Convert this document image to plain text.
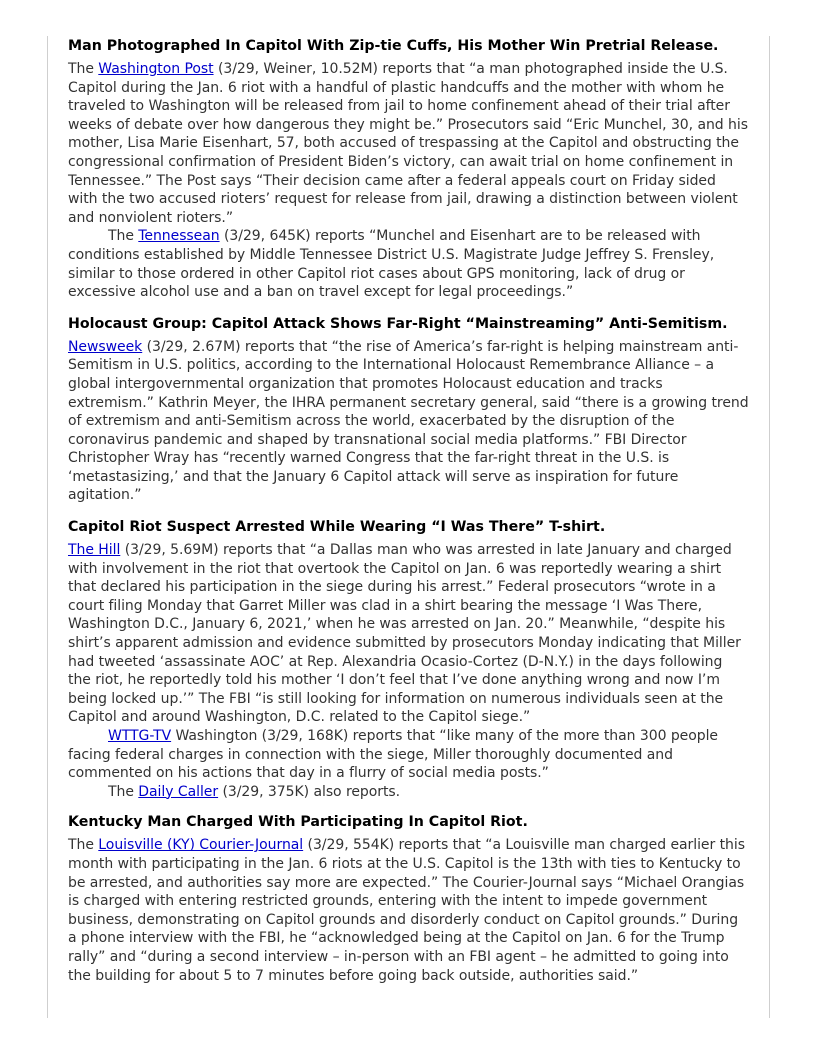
Man Photographed In Capitol With Zip-tie Cuffs, His Mother Win Pretrial Release.

The Washington Post (3/29, Weiner, 10.52M) reports that “a man photographed inside the U.S. Capitol during the Jan. 6 riot with a handful of plastic handcuffs and the mother with whom he traveled to Washington will be released from jail to home confinement ahead of their trial after weeks of debate over how dangerous they might be.” Prosecutors said “Eric Munchel, 30, and his mother, Lisa Marie Eisenhart, 57, both accused of trespassing at the Capitol and obstructing the congressional confirmation of President Biden’s victory, can await trial on home confinement in Tennessee.” The Post says “Their decision came after a federal appeals court on Friday sided with the two accused rioters’ request for release from jail, drawing a distinction between violent and nonviolent rioters.”

The Tennessean (3/29, 645K) reports “Munchel and Eisenhart are to be released with conditions established by Middle Tennessee District U.S. Magistrate Judge Jeffrey S. Frensley, similar to those ordered in other Capitol riot cases about GPS monitoring, lack of drug or excessive alcohol use and a ban on travel except for legal proceedings.”

Holocaust Group: Capitol Attack Shows Far-Right “Mainstreaming” Anti-Semitism.

Newsweek (3/29, 2.67M) reports that “the rise of America’s far-right is helping mainstream anti-Semitism in U.S. politics, according to the International Holocaust Remembrance Alliance – a global intergovernmental organization that promotes Holocaust education and tracks extremism.” Kathrin Meyer, the IHRA permanent secretary general, said “there is a growing trend of extremism and anti-Semitism across the world, exacerbated by the disruption of the coronavirus pandemic and shaped by transnational social media platforms.” FBI Director Christopher Wray has “recently warned Congress that the far-right threat in the U.S. is ‘metastasizing,’ and that the January 6 Capitol attack will serve as inspiration for future agitation.”

Capitol Riot Suspect Arrested While Wearing “I Was There” T-shirt.

The Hill (3/29, 5.69M) reports that “a Dallas man who was arrested in late January and charged with involvement in the riot that overtook the Capitol on Jan. 6 was reportedly wearing a shirt that declared his participation in the siege during his arrest.” Federal prosecutors “wrote in a court filing Monday that Garret Miller was clad in a shirt bearing the message ‘I Was There, Washington D.C., January 6, 2021,’ when he was arrested on Jan. 20.” Meanwhile, “despite his shirt’s apparent admission and evidence submitted by prosecutors Monday indicating that Miller had tweeted ‘assassinate AOC’ at Rep. Alexandria Ocasio-Cortez (D-N.Y.) in the days following the riot, he reportedly told his mother ‘I don’t feel that I’ve done anything wrong and now I’m being locked up.’” The FBI “is still looking for information on numerous individuals seen at the Capitol and around Washington, D.C. related to the Capitol siege.”

WTTG-TV Washington (3/29, 168K) reports that “like many of the more than 300 people facing federal charges in connection with the siege, Miller thoroughly documented and commented on his actions that day in a flurry of social media posts.”

The Daily Caller (3/29, 375K) also reports.

Kentucky Man Charged With Participating In Capitol Riot.

The Louisville (KY) Courier-Journal (3/29, 554K) reports that “a Louisville man charged earlier this month with participating in the Jan. 6 riots at the U.S. Capitol is the 13th with ties to Kentucky to be arrested, and authorities say more are expected.” The Courier-Journal says “Michael Orangias is charged with entering restricted grounds, entering with the intent to impede government business, demonstrating on Capitol grounds and disorderly conduct on Capitol grounds.” During a phone interview with the FBI, he “acknowledged being at the Capitol on Jan. 6 for the Trump rally” and “during a second interview – in-person with an FBI agent – he admitted to going into the building for about 5 to 7 minutes before going back outside, authorities said.”
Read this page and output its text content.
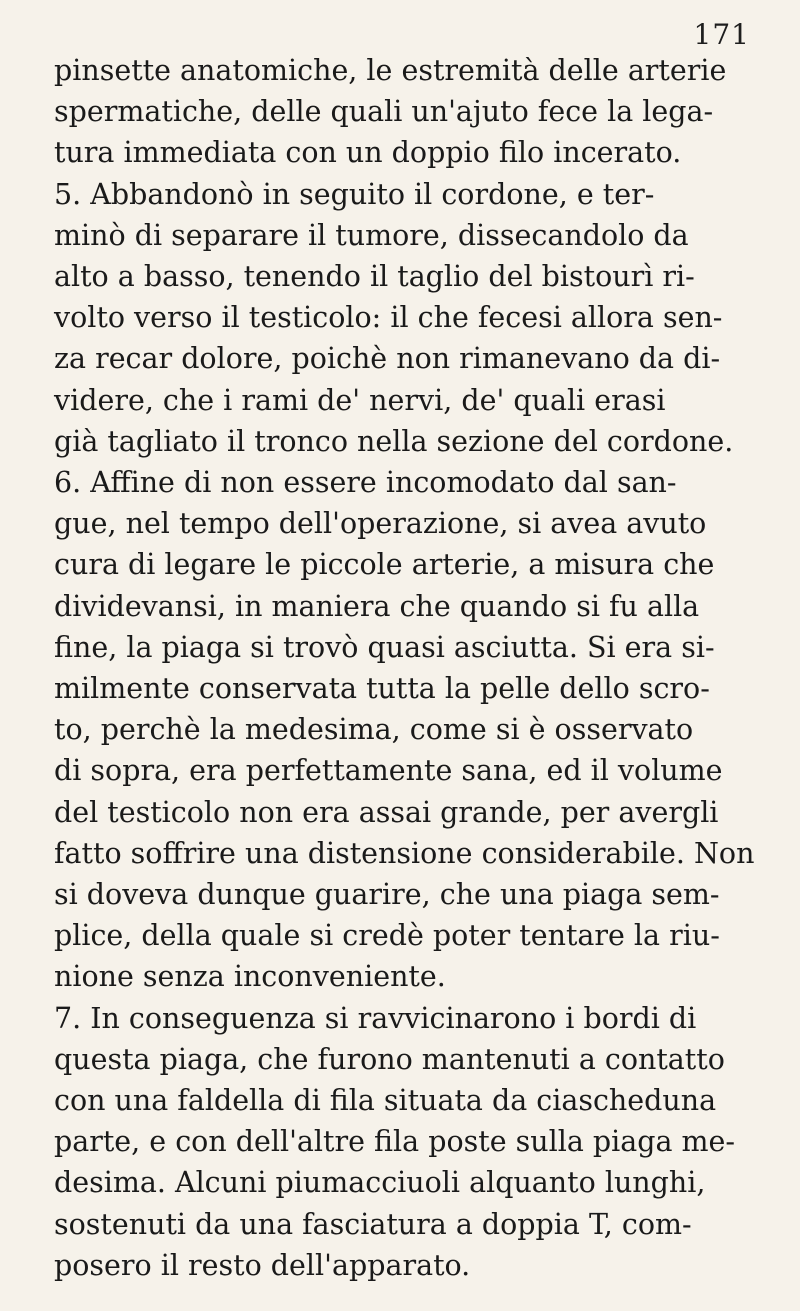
171
pinsette anatomiche, le estremità delle arterie
spermatiche, delle quali un'ajuto fece la lega-
tura immediata con un doppio filo incerato.
5. Abbandonò in seguito il cordone, e ter-
minò di separare il tumore, dissecandolo da
alto a basso, tenendo il taglio del bistourì ri-
volto verso il testicolo: il che fecesi allora sen-
za recar dolore, poichè non rimanevano da di-
videre, che i rami de' nervi, de' quali erasi
già tagliato il tronco nella sezione del cordone.
6. Affine di non essere incomodato dal san-
gue, nel tempo dell'operazione, si avea avuto
cura di legare le piccole arterie, a misura che
dividevansi, in maniera che quando si fu alla
fine, la piaga si trovò quasi asciutta. Si era si-
milmente conservata tutta la pelle dello scro-
to, perchè la medesima, come si è osservato
di sopra, era perfettamente sana, ed il volume
del testicolo non era assai grande, per avergli
fatto soffrire una distensione considerabile. Non
si doveva dunque guarire, che una piaga sem-
plice, della quale si credè poter tentare la riu-
nione senza inconveniente.
7. In conseguenza si ravvicinarono i bordi di
questa piaga, che furono mantenuti a contatto
con una faldella di fila situata da ciascheduna
parte, e con dell'altre fila poste sulla piaga me-
desima. Alcuni piumacciuoli alquanto lunghi,
sostenuti da una fasciatura a doppia T, com-
posero il resto dell'apparato.
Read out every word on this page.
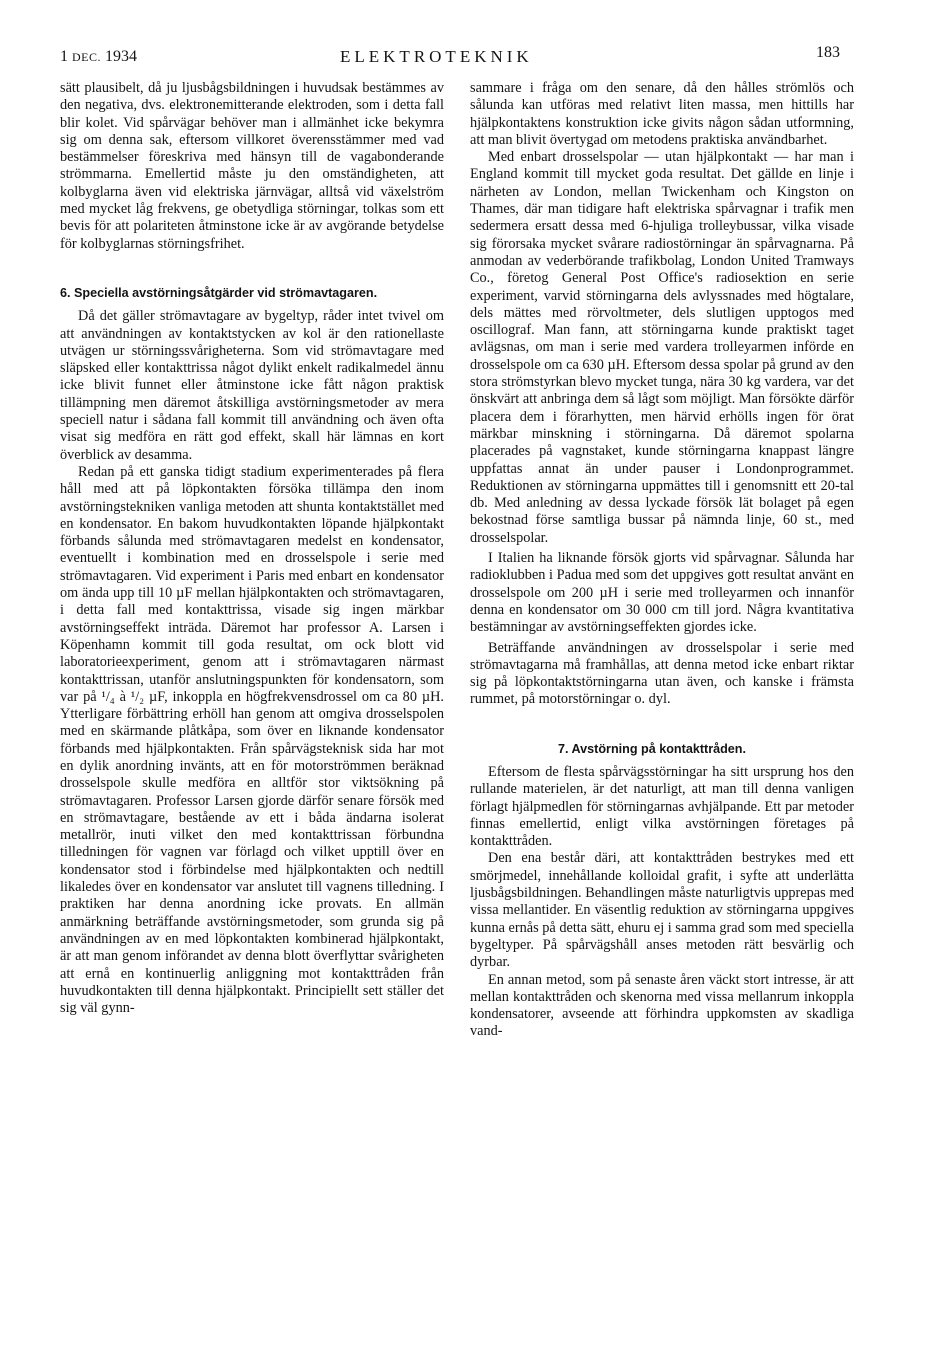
1 DEC. 1934	ELEKTROTEKNIK	183

sätt plausibelt, då ju ljusbågsbildningen i huvudsak bestämmes av den negativa, dvs. elektronemitterande elektroden, som i detta fall blir kolet. Vid spårvägar behöver man i allmänhet icke bekymra sig om denna sak, eftersom villkoret överensstämmer med vad bestämmelser föreskriva med hänsyn till de vagabonderande strömmarna. Emellertid måste ju den omständigheten, att kolbyglarna även vid elektriska järnvägar, alltså vid växelström med mycket låg frekvens, ge obetydliga störningar, tolkas som ett bevis för att polariteten åtminstone icke är av avgörande betydelse för kolbyglarnas störningsfrihet.

6. Speciella avstörningsåtgärder vid strömavtagaren.

Då det gäller strömavtagare av bygeltyp, råder intet tvivel om att användningen av kontaktstycken av kol är den rationellaste utvägen ur störningssvårigheterna. Som vid strömavtagare med släpsked eller kontakttrissa något dylikt enkelt radikalmedel ännu icke blivit funnet eller åtminstone icke fått någon praktisk tillämpning men däremot åtskilliga avstörningsmetoder av mera speciell natur i sådana fall kommit till användning och även ofta visat sig medföra en rätt god effekt, skall här lämnas en kort överblick av desamma.

Redan på ett ganska tidigt stadium experimenterades på flera håll med att på löpkontakten försöka tillämpa den inom avstörningstekniken vanliga metoden att shunta kontaktstället med en kondensator. En bakom huvudkontakten löpande hjälpkontakt förbands sålunda med strömavtagaren medelst en kondensator, eventuellt i kombination med en drosselspole i serie med strömavtagaren. Vid experiment i Paris med enbart en kondensator om ända upp till 10 µF mellan hjälpkontakten och strömavtagaren, i detta fall med kontakttrissa, visade sig ingen märkbar avstörningseffekt inträda. Däremot har professor A. Larsen i Köpenhamn kommit till goda resultat, om ock blott vid laboratorieexperiment, genom att i strömavtagaren närmast kontakttrissan, utanför anslutningspunkten för kondensatorn, som var på ¹/₄ à ¹/₂ µF, inkoppla en högfrekvensdrossel om ca 80 µH. Ytterligare förbättring erhöll han genom att omgiva drosselspolen med en skärmande plåtkåpa, som över en liknande kondensator förbands med hjälpkontakten. Från spårvägsteknisk sida har mot en dylik anordning invänts, att en för motorströmmen beräknad drosselspole skulle medföra en alltför stor viktsökning på strömavtagaren. Professor Larsen gjorde därför senare försök med en strömavtagare, bestående av ett i båda ändarna isolerat metallrör, inuti vilket den med kontakttrissan förbundna tilledningen för vagnen var förlagd och vilket upptill över en kondensator stod i förbindelse med hjälpkontakten och nedtill likaledes över en kondensator var anslutet till vagnens tilledning. I praktiken har denna anordning icke provats. En allmän anmärkning beträffande avstörningsmetoder, som grunda sig på användningen av en med löpkontakten kombinerad hjälpkontakt, är att man genom införandet av denna blott överflyttar svårigheten att ernå en kontinuerlig anliggning mot kontakttråden från huvudkontakten till denna hjälpkontakt. Principiellt sett ställer det sig väl gynn-

sammare i fråga om den senare, då den hålles strömlös och sålunda kan utföras med relativt liten massa, men hittills har hjälpkontaktens konstruktion icke givits någon sådan utformning, att man blivit övertygad om metodens praktiska användbarhet.

Med enbart drosselspolar — utan hjälpkontakt — har man i England kommit till mycket goda resultat. Det gällde en linje i närheten av London, mellan Twickenham och Kingston on Thames, där man tidigare haft elektriska spårvagnar i trafik men sedermera ersatt dessa med 6-hjuliga trolleybussar, vilka visade sig förorsaka mycket svårare radiostörningar än spårvagnarna. På anmodan av vederbörande trafikbolag, London United Tramways Co., företog General Post Office's radiosektion en serie experiment, varvid störningarna dels avlyssnades med högtalare, dels mättes med rörvoltmeter, dels slutligen upptogos med oscillograf. Man fann, att störningarna kunde praktiskt taget avlägsnas, om man i serie med vardera trolleyarmen införde en drosselspole om ca 630 µH. Eftersom dessa spolar på grund av den stora strömstyrkan blevo mycket tunga, nära 30 kg vardera, var det önskvärt att anbringa dem så lågt som möjligt. Man försökte därför placera dem i förarhytten, men härvid erhölls ingen för örat märkbar minskning i störningarna. Då däremot spolarna placerades på vagnstaket, kunde störningarna knappast längre uppfattas annat än under pauser i Londonprogrammet. Reduktionen av störningarna uppmättes till i genomsnitt ett 20-tal db. Med anledning av dessa lyckade försök lät bolaget på egen bekostnad förse samtliga bussar på nämnda linje, 60 st., med drosselspolar.

I Italien ha liknande försök gjorts vid spårvagnar. Sålunda har radioklubben i Padua med som det uppgives gott resultat använt en drosselspole om 200 µH i serie med trolleyarmen och innanför denna en kondensator om 30 000 cm till jord. Några kvantitativa bestämningar av avstörningseffekten gjordes icke.

Beträffande användningen av drosselspolar i serie med strömavtagarna må framhållas, att denna metod icke enbart riktar sig på löpkontaktstörningarna utan även, och kanske i främsta rummet, på motorstörningar o. dyl.

7. Avstörning på kontakttråden.

Eftersom de flesta spårvägsstörningar ha sitt ursprung hos den rullande materielen, är det naturligt, att man till denna vanligen förlagt hjälpmedlen för störningarnas avhjälpande. Ett par metoder finnas emellertid, enligt vilka avstörningen företages på kontakttråden.

Den ena består däri, att kontakttråden bestrykes med ett smörjmedel, innehållande kolloidal grafit, i syfte att underlätta ljusbågsbildningen. Behandlingen måste naturligtvis upprepas med vissa mellantider. En väsentlig reduktion av störningarna uppgives kunna ernås på detta sätt, ehuru ej i samma grad som med speciella bygeltyper. På spårvägshåll anses metoden rätt besvärlig och dyrbar.

En annan metod, som på senaste åren väckt stort intresse, är att mellan kontakttråden och skenorna med vissa mellanrum inkoppla kondensatorer, avseende att förhindra uppkomsten av skadliga vand-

☆ ☆ ☆ ☆

--- The problem ---
Filter the entries and keep only the lines holding "page".

--- Output below ---
Read this page and output its text content.
Read out every word on this page.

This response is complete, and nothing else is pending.